***** Data provided

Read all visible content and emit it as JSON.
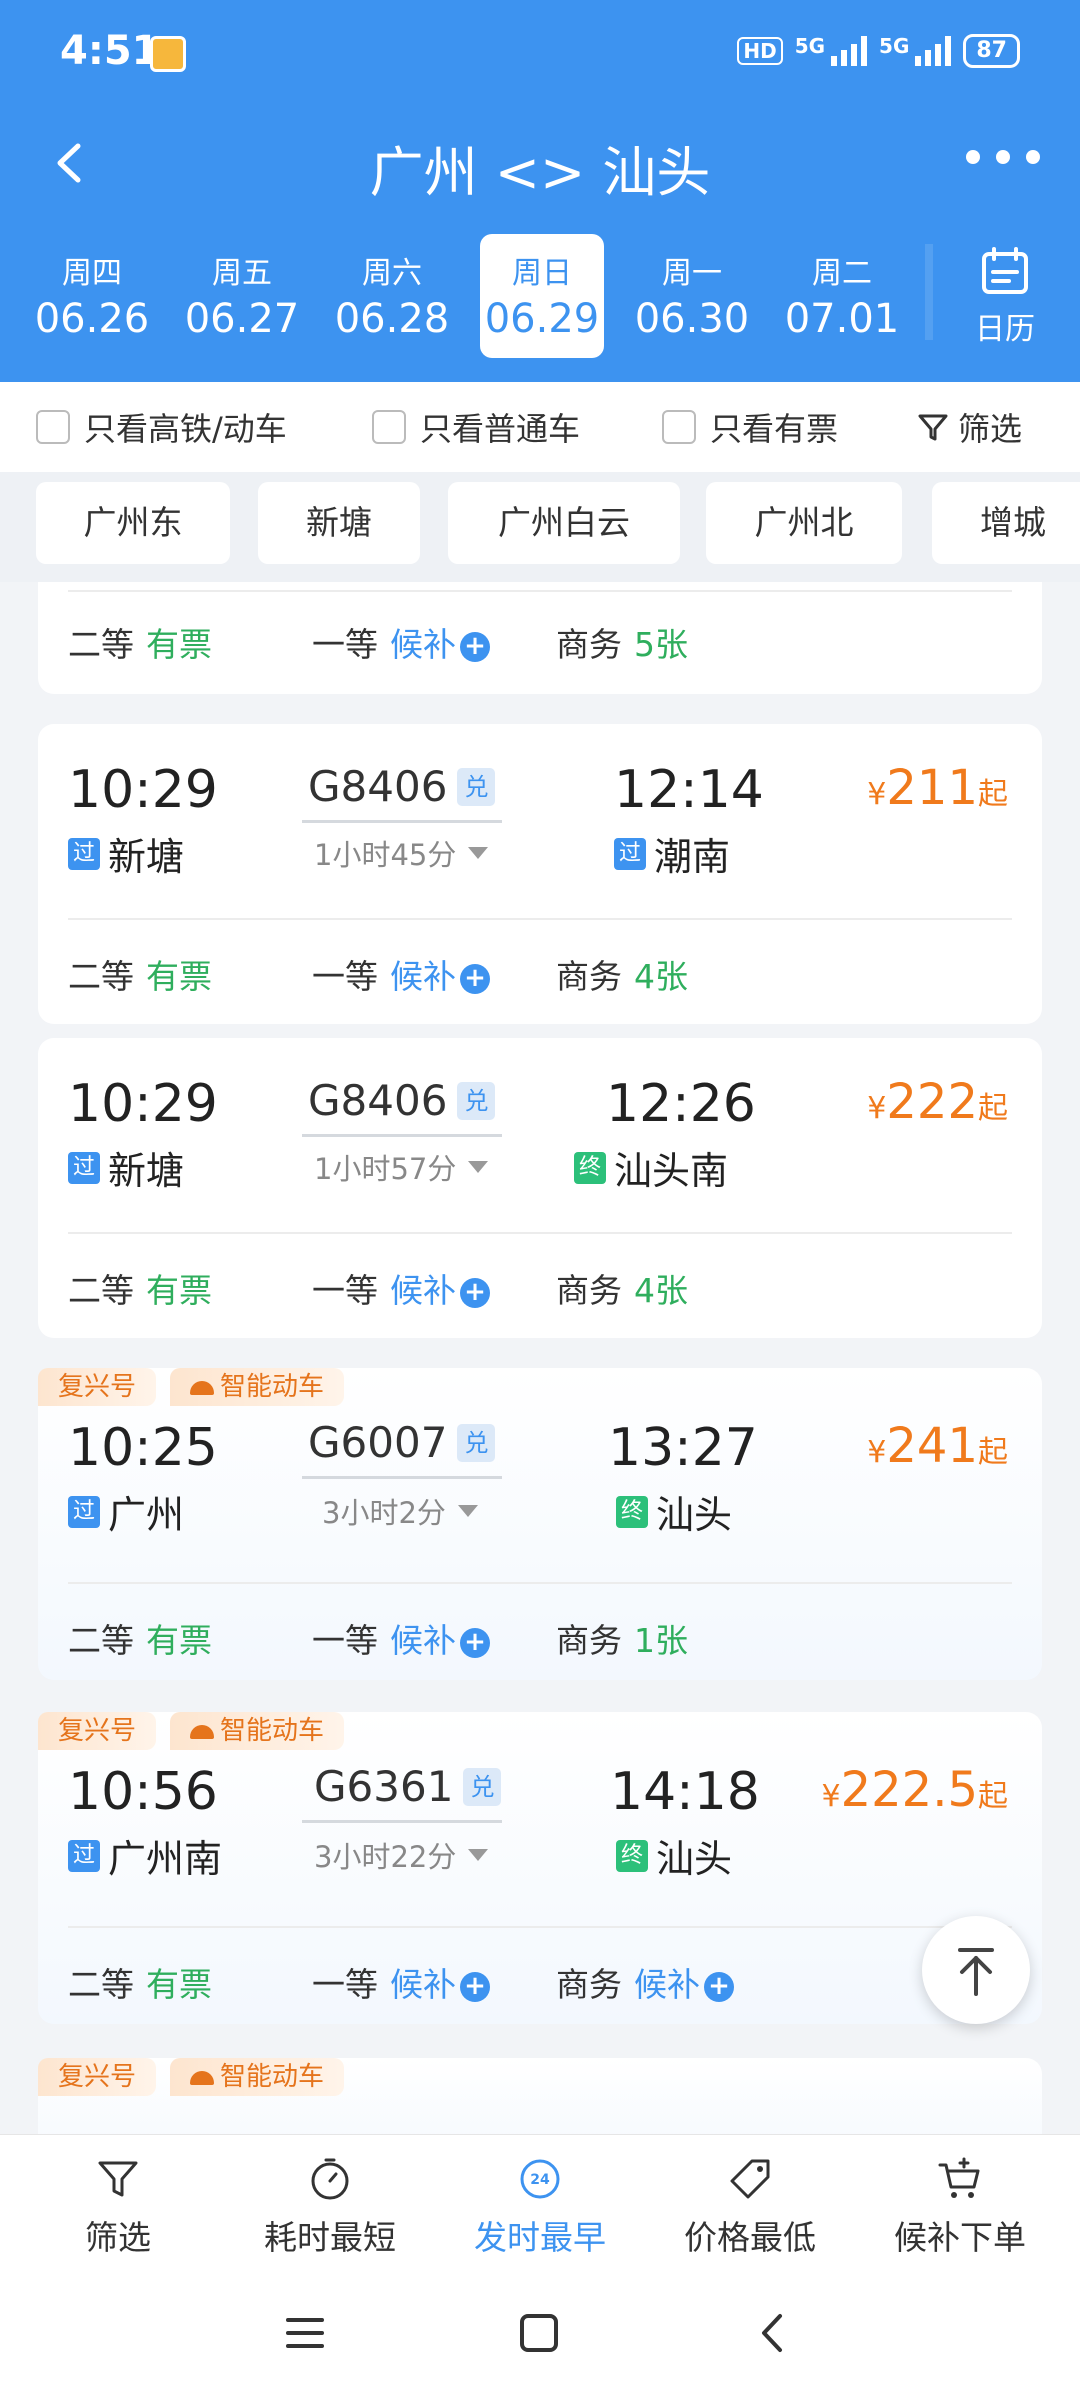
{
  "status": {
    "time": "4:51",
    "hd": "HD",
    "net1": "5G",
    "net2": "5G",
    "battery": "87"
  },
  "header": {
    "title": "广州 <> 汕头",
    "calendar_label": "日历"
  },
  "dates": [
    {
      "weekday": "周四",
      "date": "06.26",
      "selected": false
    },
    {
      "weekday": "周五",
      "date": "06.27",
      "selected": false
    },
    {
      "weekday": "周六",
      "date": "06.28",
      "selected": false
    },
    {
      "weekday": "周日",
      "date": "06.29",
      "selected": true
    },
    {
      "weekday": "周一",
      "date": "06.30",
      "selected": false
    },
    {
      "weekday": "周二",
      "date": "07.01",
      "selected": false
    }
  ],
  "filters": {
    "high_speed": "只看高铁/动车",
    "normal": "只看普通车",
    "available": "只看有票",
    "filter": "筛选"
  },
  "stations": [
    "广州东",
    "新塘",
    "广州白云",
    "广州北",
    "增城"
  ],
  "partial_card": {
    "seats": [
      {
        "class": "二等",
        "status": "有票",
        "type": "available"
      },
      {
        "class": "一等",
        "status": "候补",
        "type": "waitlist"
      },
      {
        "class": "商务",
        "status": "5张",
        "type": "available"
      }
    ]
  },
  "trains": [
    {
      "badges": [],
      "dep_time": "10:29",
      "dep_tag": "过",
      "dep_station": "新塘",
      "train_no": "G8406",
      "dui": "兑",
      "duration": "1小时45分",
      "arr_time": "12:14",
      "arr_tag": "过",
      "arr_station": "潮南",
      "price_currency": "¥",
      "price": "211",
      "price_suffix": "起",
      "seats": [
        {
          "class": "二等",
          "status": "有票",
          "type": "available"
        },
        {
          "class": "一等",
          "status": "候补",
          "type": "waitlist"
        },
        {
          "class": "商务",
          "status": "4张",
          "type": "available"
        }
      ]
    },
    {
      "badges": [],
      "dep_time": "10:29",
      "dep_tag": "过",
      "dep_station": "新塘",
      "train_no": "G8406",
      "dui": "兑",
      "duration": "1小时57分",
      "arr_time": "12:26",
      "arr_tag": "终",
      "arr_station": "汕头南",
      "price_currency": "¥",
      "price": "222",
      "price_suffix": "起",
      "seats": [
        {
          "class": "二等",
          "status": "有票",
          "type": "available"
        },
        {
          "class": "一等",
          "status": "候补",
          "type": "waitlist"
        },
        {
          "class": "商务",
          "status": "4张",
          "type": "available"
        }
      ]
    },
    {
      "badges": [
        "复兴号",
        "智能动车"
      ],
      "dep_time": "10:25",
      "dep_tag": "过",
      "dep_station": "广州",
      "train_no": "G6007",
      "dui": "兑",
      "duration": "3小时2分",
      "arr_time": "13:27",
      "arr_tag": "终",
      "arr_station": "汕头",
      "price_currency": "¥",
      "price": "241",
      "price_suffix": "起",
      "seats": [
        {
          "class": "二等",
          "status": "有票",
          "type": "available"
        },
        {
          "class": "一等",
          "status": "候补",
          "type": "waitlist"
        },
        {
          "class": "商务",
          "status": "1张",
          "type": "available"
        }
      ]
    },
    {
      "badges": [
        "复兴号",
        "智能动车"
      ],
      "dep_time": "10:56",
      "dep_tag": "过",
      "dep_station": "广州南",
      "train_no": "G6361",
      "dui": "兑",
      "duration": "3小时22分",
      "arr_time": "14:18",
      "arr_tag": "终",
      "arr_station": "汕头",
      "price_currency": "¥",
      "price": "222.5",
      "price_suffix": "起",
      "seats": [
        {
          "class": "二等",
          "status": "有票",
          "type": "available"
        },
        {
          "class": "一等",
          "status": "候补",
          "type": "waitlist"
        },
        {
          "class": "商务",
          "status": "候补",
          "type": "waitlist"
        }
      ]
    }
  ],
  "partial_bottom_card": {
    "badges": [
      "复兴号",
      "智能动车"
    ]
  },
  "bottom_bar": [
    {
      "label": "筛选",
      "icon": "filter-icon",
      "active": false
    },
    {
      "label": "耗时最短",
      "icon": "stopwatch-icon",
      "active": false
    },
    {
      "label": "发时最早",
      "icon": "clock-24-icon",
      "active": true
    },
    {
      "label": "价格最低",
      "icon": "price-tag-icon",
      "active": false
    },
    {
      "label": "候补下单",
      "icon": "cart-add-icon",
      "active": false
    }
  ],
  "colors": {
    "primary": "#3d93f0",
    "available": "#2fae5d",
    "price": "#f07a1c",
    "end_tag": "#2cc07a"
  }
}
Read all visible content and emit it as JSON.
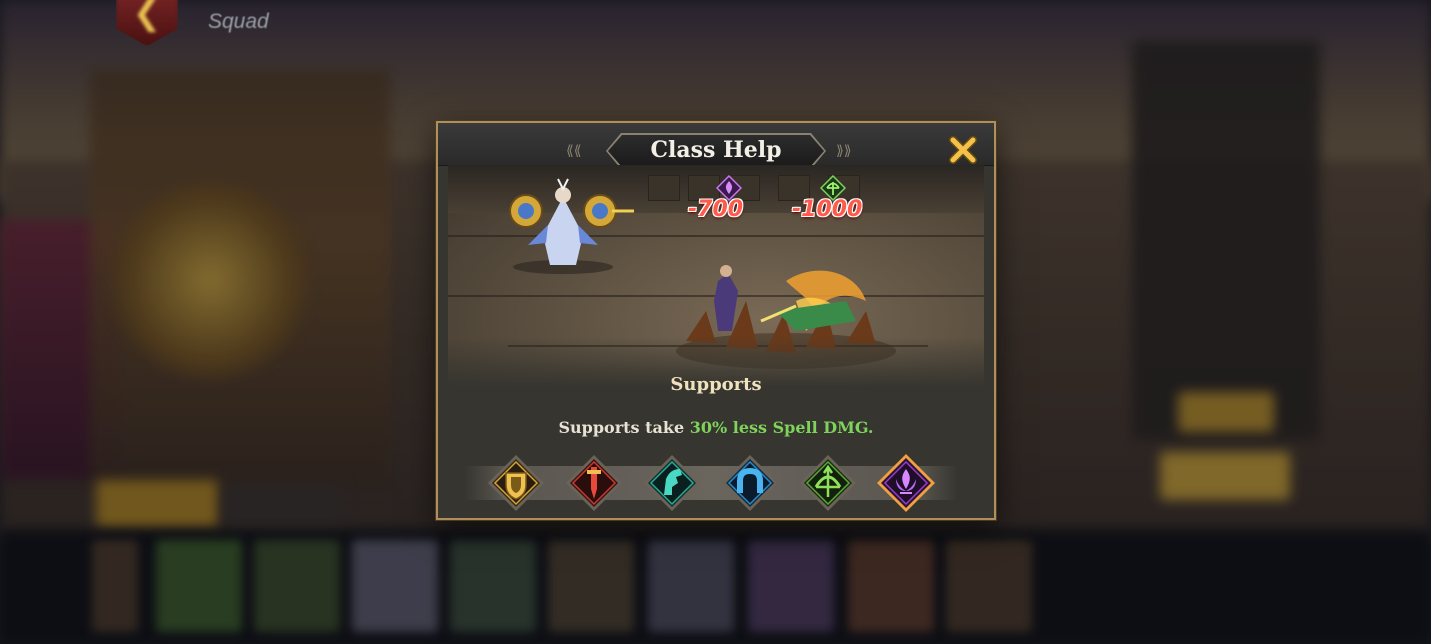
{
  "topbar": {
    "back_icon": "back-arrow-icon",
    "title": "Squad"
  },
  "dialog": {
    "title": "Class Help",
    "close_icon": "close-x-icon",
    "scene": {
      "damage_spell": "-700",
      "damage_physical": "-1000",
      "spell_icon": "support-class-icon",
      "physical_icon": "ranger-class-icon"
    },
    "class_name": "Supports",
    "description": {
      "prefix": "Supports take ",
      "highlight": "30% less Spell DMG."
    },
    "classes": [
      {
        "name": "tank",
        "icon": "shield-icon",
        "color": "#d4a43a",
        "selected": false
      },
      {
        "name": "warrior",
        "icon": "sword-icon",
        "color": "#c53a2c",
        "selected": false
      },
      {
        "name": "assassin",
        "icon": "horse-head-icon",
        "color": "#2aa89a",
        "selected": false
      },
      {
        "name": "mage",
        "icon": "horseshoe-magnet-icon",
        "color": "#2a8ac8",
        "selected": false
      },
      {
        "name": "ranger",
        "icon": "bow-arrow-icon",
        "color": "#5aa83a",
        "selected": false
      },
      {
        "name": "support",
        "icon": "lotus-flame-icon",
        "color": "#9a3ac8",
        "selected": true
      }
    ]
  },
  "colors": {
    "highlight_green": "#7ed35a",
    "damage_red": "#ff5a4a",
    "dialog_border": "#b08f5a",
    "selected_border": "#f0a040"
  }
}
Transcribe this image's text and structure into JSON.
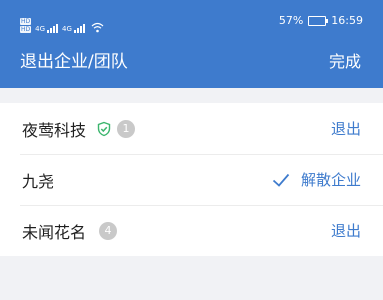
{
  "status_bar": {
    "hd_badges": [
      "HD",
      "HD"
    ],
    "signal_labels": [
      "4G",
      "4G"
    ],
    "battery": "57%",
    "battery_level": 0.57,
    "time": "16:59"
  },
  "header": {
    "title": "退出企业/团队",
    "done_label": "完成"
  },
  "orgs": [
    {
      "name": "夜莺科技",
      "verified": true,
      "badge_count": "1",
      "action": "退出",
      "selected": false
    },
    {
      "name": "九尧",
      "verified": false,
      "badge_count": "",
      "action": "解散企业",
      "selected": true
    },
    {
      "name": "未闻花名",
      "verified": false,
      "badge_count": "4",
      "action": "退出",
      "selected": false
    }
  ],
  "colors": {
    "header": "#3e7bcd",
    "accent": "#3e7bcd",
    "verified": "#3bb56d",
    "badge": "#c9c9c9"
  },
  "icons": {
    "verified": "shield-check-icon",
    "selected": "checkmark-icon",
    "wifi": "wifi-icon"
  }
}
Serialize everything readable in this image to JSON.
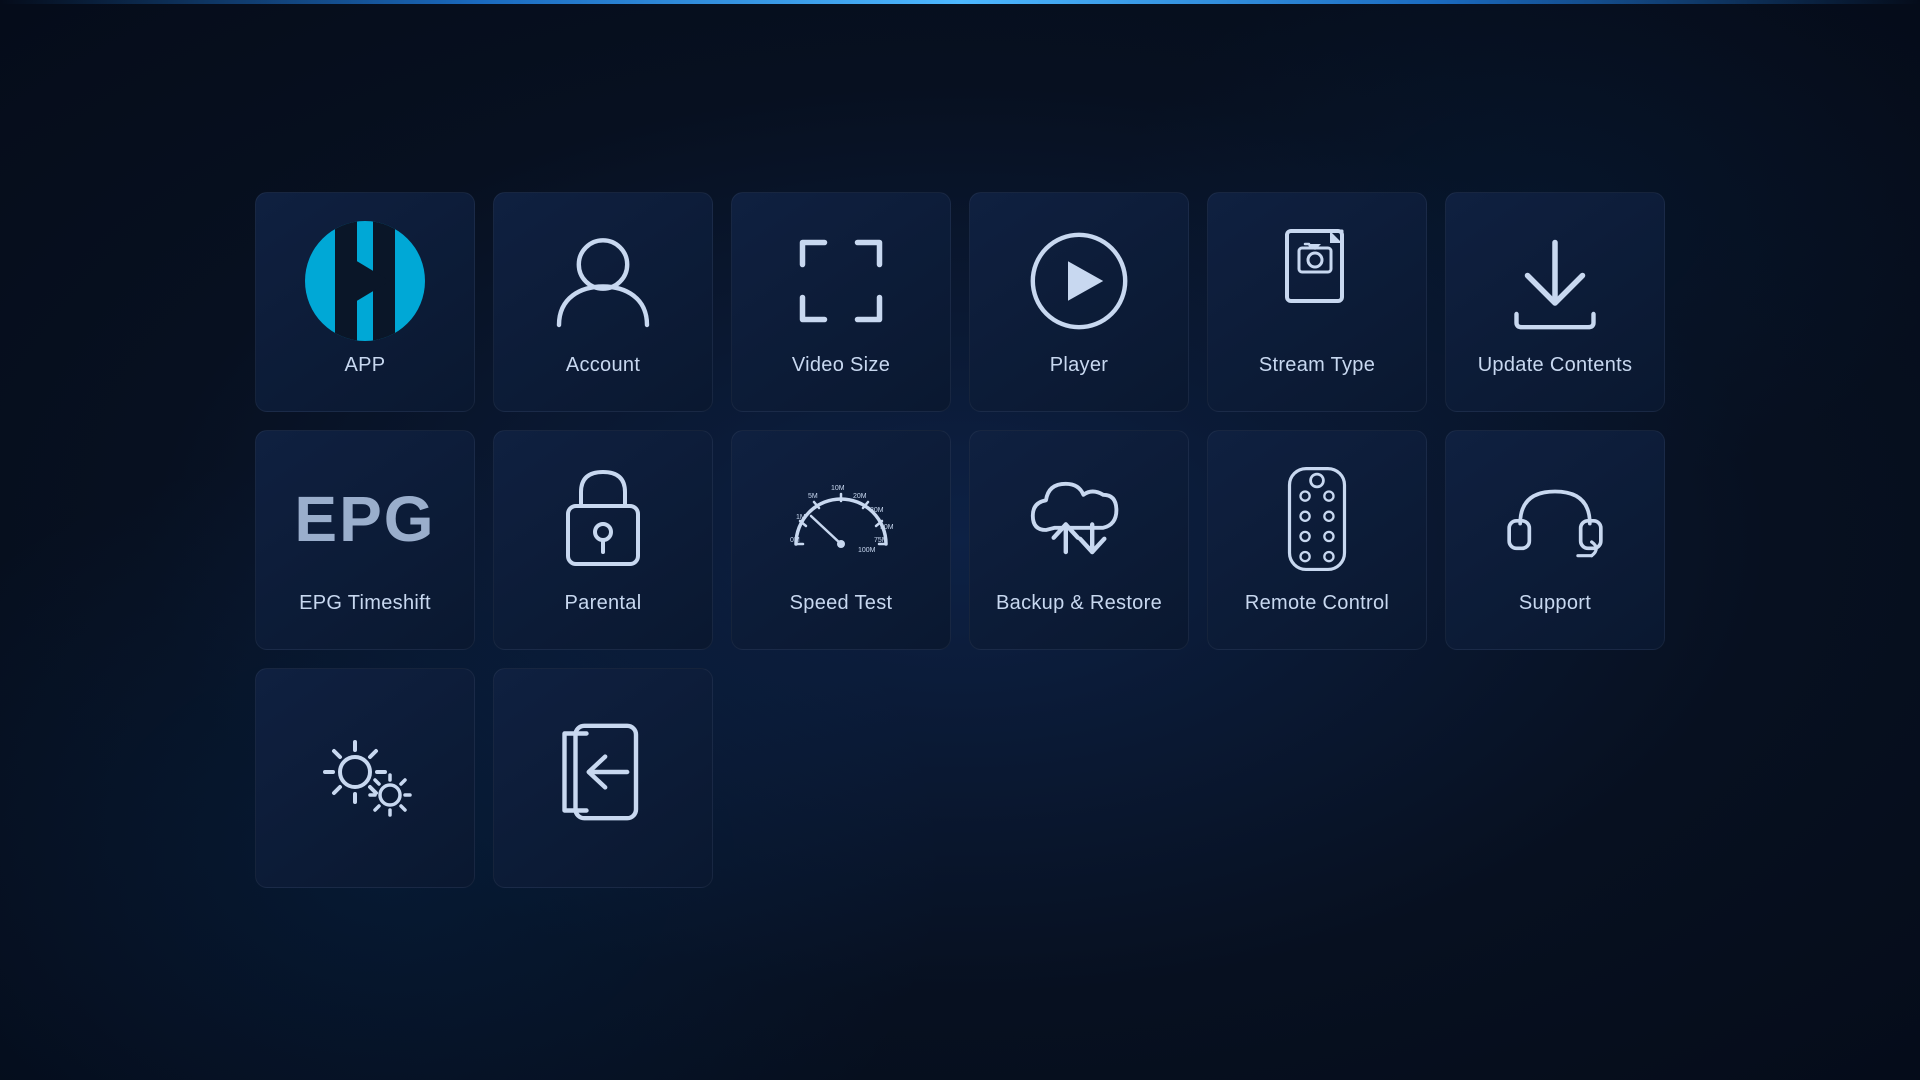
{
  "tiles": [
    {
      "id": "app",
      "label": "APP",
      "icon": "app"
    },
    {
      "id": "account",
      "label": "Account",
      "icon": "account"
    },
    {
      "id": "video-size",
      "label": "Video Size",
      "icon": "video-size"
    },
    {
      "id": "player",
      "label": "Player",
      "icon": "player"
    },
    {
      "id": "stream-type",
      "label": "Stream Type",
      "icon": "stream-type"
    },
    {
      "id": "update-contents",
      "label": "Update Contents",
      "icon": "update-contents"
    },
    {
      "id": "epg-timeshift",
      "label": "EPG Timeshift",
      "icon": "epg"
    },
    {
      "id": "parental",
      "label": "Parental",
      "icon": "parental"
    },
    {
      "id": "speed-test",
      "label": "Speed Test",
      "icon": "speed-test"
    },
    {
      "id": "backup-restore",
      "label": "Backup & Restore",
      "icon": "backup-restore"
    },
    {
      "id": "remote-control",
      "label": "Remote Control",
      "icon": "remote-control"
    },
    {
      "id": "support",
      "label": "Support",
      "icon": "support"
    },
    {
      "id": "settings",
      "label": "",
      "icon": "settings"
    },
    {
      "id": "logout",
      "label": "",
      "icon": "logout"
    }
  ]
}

**********

Find each line holding the word "verified" and copy it.

■ Finished answer
      "verified": true,
      "verified": false,
      "verified": false,
    "verified": "#3bb56d",
    "verified": "shield-check-icon",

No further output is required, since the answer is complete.